• [DOCUMENT TEXT]:
— START —
Emma White The inspiring Bipolar mum of 6 who dedicates her time to supporting others. Providing all the tools to survive motherhood & helping mums stay confident & become all the things they truly deserve to be.

Comments

  1. This made me cry :-( .
    You know how much i think of you Emma, so if you ever get floored again I would be the one covering you in permenant marker ( a moustache ) and silly string, and giving you a cushion for your head till your ready to get back up again.
    Whats more I know there are plenty of people who will be right there too.
    Dont be afraid of being alone. Your not.
    You have so much but expect so little from people. Its humbling and heartbreaking. Xx

  2. I love this post and your bravery for sharing it. We love you at Project Purse Club … just the way you are. Never forget that. :)

  3. I don’t think most people have more than a handful of friends, not real friends. Many fall into the category I call “friendly acquaintances.” I’m sorry that the hurt you’ve experienced has been made worse by lack of support. From my experience, I can say that it is not just mental illness that people fear. People seem to fear pain and helplessness of all sorts. If they can’t offer a fix, they offer nothing. I guess it makes them feel safer to insulate themselves from your pain. It is sad.
— END —
(Spatial annotation entries)
— START —
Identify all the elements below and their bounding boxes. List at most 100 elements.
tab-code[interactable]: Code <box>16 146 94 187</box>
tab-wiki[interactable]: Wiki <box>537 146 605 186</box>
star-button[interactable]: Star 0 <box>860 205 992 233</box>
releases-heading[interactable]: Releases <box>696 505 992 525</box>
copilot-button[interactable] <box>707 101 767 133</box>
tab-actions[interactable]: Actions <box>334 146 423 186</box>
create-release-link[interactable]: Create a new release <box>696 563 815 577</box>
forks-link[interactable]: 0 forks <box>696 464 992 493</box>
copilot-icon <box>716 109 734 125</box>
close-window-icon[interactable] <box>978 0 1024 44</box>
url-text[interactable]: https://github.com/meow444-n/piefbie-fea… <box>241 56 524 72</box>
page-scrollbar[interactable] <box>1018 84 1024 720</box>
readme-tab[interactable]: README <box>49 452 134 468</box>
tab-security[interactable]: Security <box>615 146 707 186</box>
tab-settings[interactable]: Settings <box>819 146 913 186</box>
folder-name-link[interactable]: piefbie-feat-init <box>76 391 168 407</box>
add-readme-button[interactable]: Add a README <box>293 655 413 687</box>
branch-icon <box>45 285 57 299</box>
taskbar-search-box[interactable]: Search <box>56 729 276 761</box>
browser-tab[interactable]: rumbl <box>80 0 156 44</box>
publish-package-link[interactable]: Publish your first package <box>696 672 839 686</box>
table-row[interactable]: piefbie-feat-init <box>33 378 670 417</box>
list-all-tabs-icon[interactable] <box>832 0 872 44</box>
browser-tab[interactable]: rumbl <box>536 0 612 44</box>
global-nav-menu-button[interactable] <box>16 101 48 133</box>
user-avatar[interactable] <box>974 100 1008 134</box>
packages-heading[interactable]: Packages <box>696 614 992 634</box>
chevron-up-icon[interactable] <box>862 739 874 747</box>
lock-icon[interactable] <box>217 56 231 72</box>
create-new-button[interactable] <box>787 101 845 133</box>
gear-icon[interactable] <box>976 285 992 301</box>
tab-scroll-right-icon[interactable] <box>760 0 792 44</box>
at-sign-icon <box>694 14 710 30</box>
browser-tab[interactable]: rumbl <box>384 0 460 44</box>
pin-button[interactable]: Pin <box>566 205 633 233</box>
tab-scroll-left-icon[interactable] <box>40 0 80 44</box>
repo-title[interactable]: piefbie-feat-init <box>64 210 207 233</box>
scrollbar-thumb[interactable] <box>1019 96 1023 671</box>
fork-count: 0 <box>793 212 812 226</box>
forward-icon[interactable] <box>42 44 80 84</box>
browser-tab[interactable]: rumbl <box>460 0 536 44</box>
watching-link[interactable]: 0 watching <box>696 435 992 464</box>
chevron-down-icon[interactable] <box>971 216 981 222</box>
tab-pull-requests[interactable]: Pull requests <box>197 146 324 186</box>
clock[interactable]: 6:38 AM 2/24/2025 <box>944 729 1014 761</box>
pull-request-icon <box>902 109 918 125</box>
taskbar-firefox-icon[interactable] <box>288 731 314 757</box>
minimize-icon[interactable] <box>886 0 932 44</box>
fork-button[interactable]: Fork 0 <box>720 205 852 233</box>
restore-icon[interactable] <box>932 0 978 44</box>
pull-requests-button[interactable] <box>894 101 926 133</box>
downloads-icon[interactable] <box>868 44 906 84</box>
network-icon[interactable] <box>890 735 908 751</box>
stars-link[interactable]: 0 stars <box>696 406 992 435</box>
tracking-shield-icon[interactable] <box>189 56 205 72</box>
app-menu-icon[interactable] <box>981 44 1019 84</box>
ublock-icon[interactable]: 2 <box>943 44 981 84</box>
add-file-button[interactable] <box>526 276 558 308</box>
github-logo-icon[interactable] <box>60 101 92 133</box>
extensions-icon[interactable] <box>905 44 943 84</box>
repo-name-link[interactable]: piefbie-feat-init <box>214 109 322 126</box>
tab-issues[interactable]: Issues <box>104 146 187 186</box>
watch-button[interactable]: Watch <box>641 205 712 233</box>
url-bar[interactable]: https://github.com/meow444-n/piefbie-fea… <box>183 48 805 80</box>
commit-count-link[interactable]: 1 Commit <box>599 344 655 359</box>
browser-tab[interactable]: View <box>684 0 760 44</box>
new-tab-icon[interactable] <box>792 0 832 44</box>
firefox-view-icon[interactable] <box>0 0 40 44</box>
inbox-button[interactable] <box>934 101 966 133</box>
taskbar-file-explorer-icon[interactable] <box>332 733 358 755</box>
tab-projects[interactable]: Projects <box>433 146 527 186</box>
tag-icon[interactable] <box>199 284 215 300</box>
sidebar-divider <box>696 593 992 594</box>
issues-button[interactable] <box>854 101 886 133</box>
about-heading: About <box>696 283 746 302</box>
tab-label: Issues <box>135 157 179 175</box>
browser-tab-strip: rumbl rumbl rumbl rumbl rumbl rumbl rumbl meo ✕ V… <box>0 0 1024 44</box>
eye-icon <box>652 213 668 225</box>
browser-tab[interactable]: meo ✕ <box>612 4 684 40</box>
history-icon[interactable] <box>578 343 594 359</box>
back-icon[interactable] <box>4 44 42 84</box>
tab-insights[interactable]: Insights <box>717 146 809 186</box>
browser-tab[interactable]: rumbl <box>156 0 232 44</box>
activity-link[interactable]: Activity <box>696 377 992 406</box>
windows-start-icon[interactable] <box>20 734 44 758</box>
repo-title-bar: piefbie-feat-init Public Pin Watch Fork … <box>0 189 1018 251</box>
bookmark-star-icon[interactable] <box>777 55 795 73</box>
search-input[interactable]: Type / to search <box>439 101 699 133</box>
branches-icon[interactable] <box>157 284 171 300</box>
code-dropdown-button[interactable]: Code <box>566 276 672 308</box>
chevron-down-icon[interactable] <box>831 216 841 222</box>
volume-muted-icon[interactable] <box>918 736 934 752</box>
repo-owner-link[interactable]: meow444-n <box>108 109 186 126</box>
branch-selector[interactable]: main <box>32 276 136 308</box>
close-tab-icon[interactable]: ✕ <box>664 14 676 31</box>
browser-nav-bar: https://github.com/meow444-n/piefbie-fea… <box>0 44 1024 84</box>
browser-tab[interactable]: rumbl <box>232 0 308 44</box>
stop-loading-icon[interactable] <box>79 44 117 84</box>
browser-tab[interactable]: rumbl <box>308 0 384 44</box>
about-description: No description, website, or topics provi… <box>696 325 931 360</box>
— END —
• [EXERCISE BRIEF]: Reproduce word for word the part of the passage about Emma White that opens with the words containing "Emma White The" and closes with "right there too.". The records are independent material and have no connection to the passage about Emma White.

• [CORRECT ANSWER]:
Emma White The inspiring Bipolar mum of 6 who dedicates her time to supporting others. Providing all the tools to survive motherhood & helping mums stay confident & become all the things they truly deserve to be.

Comments

  1. This made me cry :-( .
    You know how much i think of you Emma, so if you ever get floored again I would be the one covering you in permenant marker ( a moustache ) and silly string, and giving you a cushion for your head till your ready to get back up again.
    Whats more I know there are plenty of people who will be right there too.